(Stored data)
## BEGIN
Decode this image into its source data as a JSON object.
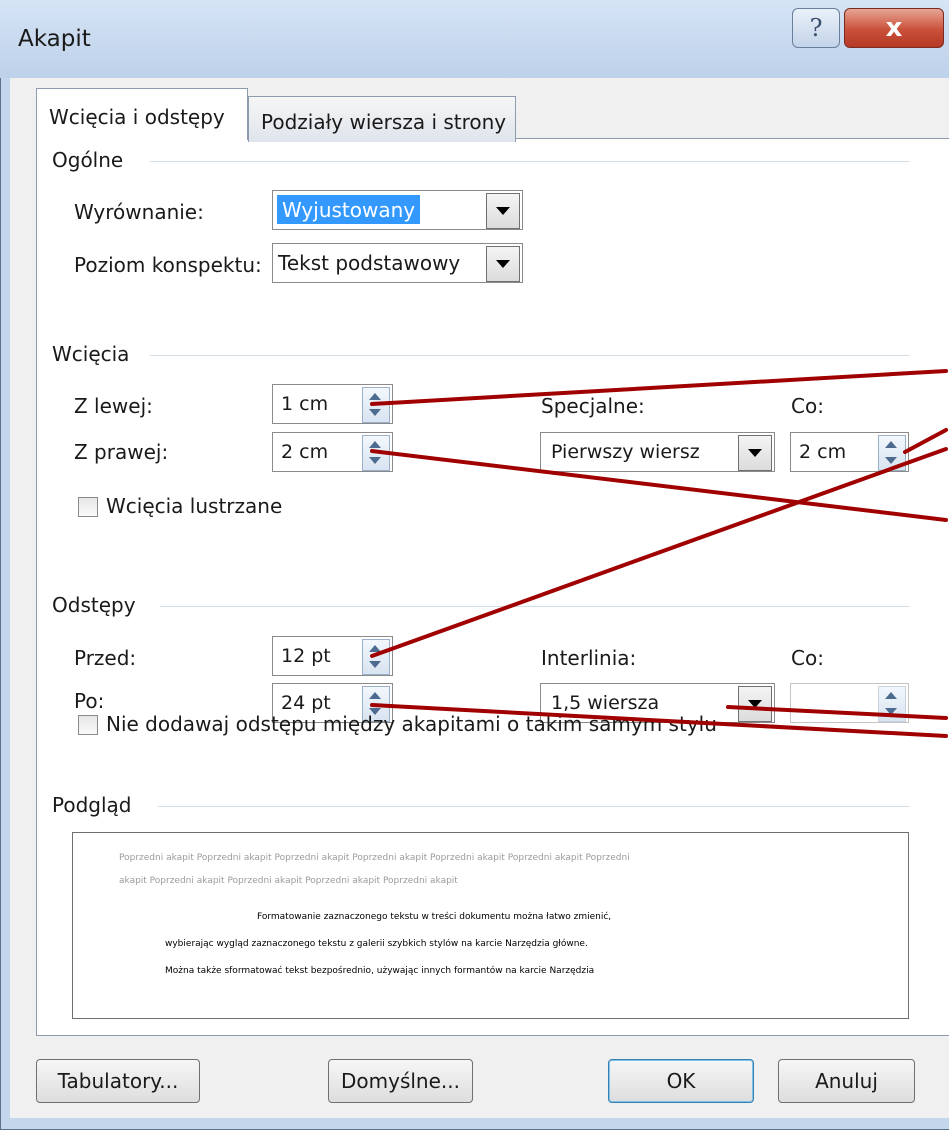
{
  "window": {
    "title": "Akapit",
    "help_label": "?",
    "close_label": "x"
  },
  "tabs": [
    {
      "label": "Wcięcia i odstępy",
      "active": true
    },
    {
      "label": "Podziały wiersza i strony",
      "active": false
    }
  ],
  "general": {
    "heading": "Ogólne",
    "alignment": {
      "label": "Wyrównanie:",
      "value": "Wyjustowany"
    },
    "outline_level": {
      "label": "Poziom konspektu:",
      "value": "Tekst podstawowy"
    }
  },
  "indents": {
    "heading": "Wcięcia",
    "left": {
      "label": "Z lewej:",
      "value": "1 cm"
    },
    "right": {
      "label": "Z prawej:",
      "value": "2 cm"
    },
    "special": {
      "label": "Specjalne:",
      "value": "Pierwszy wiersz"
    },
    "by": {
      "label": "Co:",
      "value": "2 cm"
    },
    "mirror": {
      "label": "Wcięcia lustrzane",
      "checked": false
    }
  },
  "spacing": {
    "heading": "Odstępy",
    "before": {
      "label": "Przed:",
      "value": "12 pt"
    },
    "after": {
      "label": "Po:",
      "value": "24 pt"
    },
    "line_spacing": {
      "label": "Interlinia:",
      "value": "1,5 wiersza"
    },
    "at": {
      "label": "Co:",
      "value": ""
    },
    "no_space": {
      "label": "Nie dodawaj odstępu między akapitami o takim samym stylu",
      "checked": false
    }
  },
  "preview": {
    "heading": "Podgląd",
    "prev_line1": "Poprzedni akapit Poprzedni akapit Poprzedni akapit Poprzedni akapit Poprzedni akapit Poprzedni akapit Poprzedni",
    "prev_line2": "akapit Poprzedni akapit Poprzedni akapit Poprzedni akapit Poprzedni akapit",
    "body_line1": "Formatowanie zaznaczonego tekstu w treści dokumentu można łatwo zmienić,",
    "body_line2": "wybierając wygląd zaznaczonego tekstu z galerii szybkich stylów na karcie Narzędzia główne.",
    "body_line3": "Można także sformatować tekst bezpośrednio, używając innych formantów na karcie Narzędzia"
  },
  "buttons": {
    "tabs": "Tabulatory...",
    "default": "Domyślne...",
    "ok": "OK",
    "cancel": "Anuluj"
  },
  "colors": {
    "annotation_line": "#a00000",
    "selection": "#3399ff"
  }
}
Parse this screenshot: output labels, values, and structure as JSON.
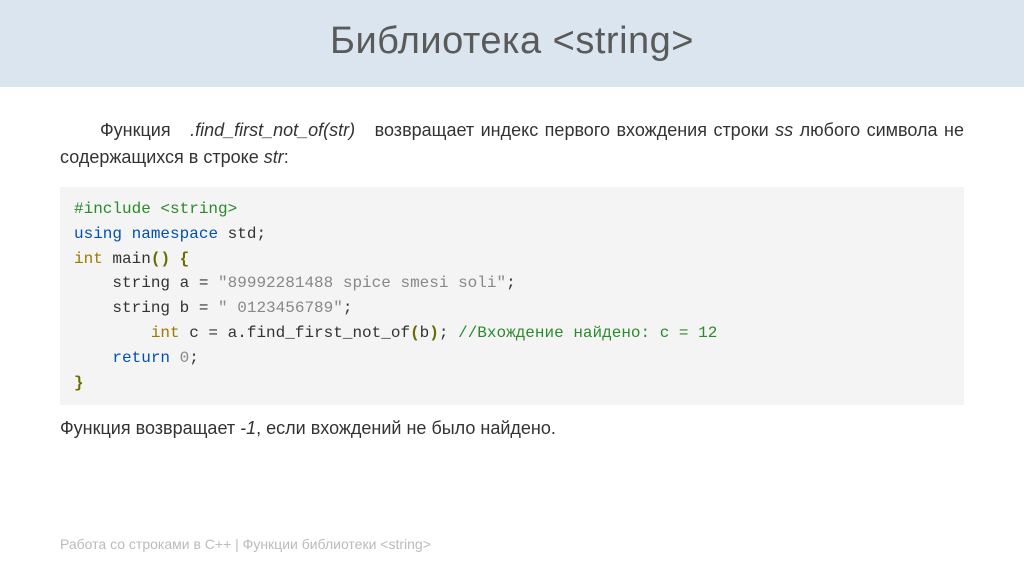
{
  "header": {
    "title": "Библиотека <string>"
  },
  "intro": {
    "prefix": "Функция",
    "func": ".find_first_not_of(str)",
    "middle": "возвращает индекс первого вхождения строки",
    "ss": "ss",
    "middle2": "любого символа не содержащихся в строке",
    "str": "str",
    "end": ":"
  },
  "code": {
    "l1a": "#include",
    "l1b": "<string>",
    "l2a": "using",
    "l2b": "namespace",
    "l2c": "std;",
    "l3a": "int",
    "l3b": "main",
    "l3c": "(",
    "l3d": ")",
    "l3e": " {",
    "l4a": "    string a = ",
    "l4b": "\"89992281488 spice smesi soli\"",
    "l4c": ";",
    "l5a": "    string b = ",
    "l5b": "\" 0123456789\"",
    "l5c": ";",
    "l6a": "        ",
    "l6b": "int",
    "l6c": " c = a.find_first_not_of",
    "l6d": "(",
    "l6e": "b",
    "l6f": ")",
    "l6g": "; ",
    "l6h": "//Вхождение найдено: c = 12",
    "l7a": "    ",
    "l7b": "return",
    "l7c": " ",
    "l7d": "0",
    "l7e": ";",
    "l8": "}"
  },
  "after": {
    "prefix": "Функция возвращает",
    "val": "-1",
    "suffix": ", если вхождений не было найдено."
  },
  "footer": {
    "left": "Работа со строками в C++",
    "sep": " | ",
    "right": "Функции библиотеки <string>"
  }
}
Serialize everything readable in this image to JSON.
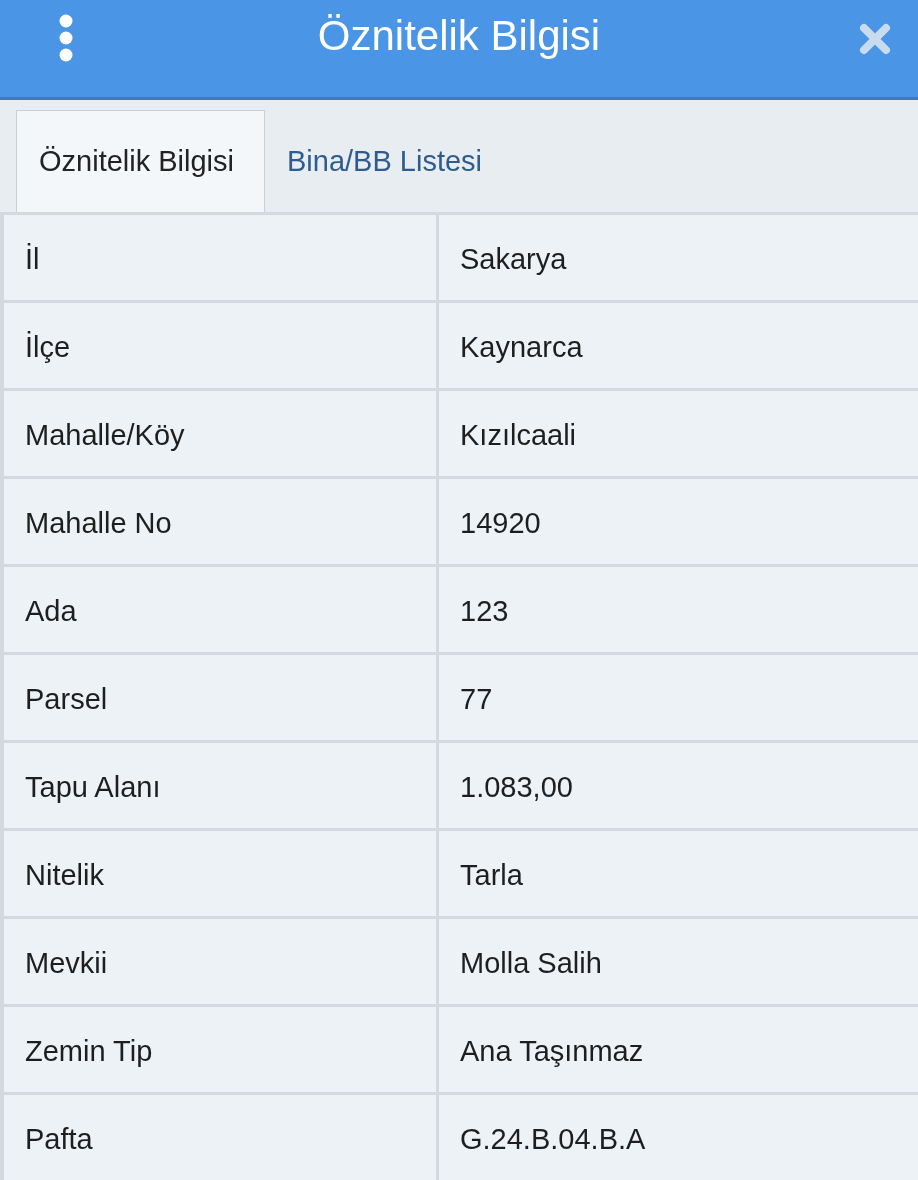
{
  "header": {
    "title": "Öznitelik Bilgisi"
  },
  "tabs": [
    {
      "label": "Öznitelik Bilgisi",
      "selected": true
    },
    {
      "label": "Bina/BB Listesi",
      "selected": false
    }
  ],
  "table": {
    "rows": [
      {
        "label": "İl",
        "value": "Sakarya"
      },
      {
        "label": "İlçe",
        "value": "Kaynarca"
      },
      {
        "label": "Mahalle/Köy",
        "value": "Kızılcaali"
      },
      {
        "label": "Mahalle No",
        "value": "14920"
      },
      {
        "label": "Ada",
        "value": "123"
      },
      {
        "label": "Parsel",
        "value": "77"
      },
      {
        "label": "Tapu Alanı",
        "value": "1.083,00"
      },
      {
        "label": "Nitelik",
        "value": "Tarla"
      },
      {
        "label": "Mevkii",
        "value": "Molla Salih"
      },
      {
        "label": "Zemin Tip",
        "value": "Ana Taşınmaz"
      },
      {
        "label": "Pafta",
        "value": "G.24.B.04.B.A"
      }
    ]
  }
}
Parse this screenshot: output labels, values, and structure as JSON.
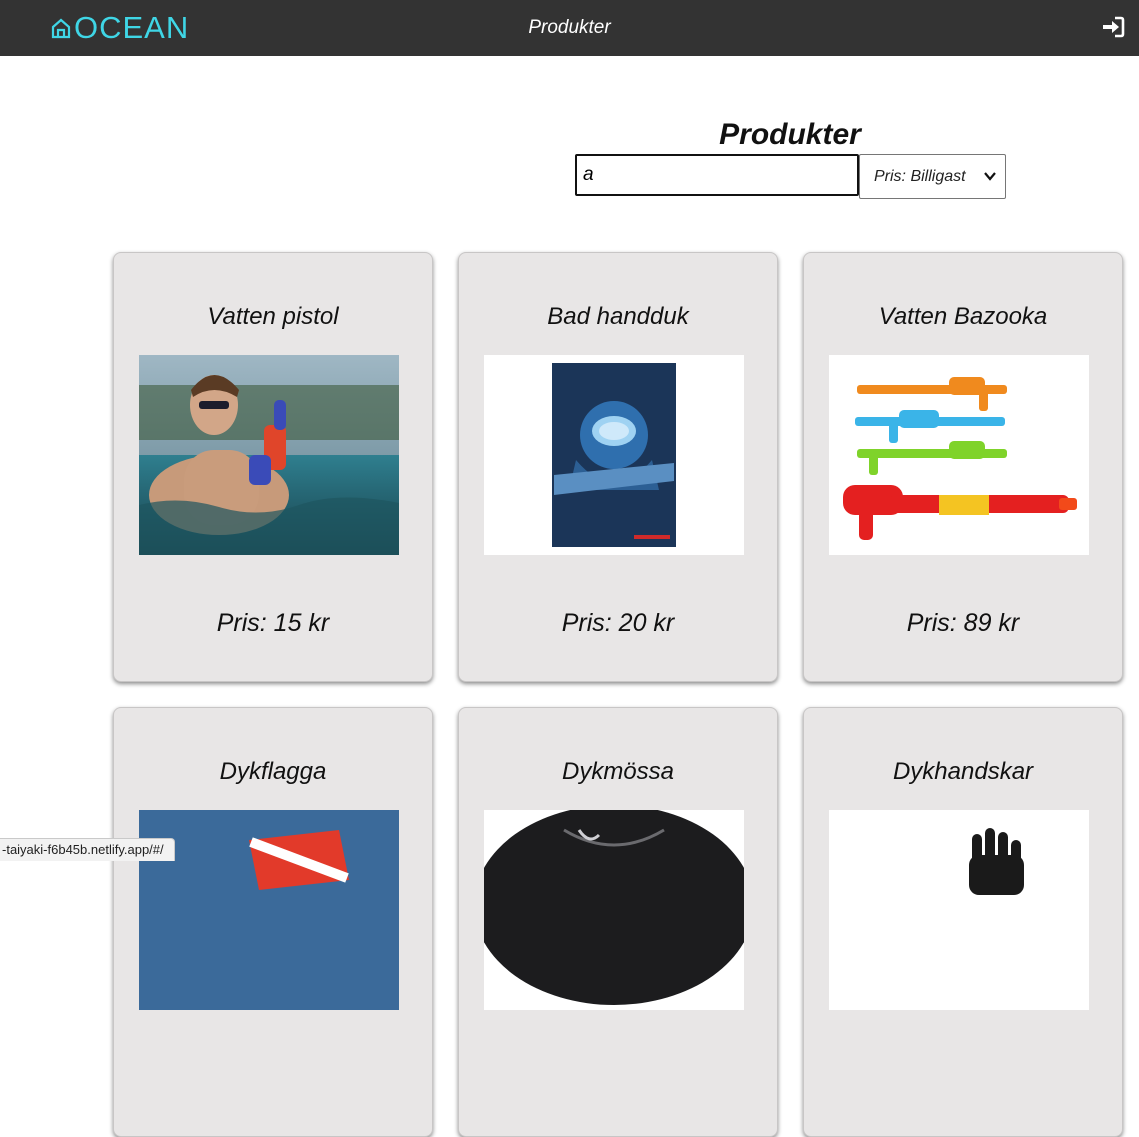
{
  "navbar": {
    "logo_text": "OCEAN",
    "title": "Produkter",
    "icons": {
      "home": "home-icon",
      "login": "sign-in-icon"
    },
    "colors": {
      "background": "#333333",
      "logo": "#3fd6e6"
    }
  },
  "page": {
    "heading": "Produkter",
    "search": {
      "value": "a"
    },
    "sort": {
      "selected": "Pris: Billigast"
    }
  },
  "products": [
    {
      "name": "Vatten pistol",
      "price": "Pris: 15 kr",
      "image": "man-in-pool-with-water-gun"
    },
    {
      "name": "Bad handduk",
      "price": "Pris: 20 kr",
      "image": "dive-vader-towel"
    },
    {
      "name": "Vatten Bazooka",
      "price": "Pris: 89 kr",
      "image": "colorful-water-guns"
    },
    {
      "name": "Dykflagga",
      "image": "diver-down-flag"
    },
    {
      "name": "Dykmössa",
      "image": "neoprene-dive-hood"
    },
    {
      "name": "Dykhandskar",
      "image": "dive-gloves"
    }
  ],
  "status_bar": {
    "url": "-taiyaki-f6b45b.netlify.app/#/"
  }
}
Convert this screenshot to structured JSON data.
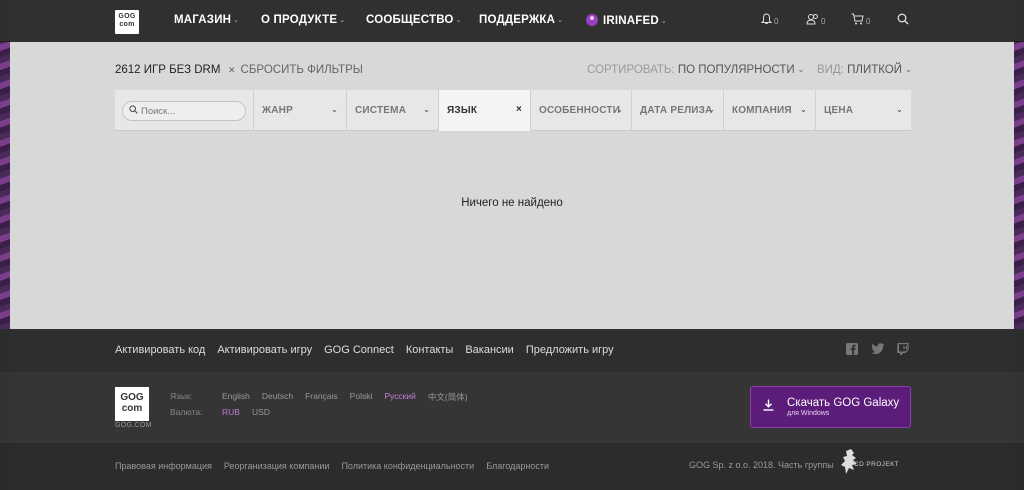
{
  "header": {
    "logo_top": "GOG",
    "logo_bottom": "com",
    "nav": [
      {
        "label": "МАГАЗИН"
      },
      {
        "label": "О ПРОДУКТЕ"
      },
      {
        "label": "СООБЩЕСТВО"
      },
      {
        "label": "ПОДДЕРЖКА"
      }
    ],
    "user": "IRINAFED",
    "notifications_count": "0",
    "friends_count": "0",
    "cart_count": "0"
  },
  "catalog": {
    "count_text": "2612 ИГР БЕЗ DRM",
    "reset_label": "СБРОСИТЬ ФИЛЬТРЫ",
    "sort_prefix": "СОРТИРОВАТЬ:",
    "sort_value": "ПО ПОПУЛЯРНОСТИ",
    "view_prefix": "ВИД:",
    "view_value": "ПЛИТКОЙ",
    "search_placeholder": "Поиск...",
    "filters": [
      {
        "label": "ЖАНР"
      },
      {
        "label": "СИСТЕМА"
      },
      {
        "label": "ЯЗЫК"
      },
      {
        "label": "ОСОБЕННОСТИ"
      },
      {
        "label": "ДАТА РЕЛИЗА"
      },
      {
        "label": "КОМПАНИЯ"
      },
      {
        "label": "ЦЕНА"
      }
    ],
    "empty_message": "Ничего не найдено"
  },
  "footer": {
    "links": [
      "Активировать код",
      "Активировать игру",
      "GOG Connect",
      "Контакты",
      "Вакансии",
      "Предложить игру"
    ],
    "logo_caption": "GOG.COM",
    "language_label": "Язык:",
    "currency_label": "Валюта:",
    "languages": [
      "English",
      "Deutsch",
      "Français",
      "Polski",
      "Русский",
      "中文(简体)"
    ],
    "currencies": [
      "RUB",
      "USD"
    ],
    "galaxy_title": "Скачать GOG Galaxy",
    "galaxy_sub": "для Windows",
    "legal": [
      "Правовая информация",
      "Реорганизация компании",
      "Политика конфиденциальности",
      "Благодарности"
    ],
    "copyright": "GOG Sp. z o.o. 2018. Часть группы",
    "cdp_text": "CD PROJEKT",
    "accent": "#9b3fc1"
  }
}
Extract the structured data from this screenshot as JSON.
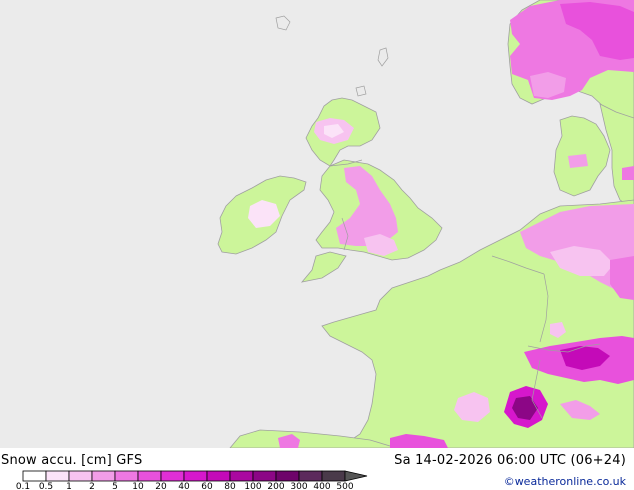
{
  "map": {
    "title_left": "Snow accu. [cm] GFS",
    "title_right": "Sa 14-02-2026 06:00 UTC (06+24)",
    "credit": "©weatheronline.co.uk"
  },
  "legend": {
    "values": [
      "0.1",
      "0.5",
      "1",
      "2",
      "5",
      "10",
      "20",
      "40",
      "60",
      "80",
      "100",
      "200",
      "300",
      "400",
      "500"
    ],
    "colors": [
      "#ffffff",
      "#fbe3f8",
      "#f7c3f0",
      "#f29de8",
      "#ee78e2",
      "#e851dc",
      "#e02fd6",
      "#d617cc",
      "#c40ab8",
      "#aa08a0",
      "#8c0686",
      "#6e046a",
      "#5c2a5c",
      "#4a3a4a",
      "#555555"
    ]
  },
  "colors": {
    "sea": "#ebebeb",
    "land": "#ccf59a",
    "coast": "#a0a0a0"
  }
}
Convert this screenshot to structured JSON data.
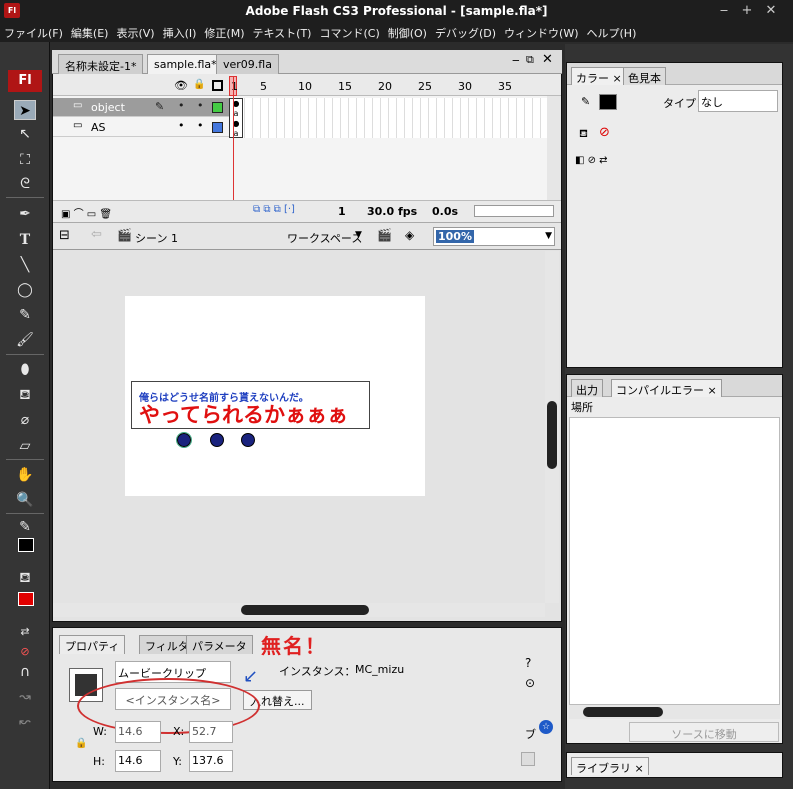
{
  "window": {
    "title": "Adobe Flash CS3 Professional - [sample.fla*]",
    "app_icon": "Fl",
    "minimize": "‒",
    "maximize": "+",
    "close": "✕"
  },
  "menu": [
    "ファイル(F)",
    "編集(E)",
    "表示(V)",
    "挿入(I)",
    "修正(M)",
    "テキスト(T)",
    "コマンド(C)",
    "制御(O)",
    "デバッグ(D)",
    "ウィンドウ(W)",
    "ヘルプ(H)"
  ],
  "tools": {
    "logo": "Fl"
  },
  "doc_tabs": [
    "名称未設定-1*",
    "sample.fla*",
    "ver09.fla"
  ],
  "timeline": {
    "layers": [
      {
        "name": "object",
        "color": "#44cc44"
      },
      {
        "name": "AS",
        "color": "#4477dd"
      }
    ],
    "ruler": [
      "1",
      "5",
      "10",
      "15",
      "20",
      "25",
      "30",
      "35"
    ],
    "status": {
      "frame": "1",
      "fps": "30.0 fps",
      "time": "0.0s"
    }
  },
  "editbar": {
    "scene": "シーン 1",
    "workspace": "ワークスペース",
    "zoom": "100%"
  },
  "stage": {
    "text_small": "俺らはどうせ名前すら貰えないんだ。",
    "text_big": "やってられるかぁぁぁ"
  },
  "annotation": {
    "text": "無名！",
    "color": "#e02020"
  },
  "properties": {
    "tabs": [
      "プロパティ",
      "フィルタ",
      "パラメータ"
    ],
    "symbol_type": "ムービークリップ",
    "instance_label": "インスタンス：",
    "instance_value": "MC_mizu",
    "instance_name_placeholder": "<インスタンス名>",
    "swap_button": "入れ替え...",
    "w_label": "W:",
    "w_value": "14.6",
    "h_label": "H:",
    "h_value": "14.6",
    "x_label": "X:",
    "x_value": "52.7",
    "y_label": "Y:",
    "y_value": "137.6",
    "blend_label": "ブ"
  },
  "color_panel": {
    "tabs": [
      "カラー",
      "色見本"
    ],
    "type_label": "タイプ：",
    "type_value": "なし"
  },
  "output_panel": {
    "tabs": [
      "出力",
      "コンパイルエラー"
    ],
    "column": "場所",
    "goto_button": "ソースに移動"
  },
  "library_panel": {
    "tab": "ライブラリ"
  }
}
## END
**WRITTEN INSTRUCTION**
Select and copy every line of the material that holds the string "false".

**ANSWER TO THE PROBLEM**
      "active": false
      "checked": false
      "checked": false
      "selected": false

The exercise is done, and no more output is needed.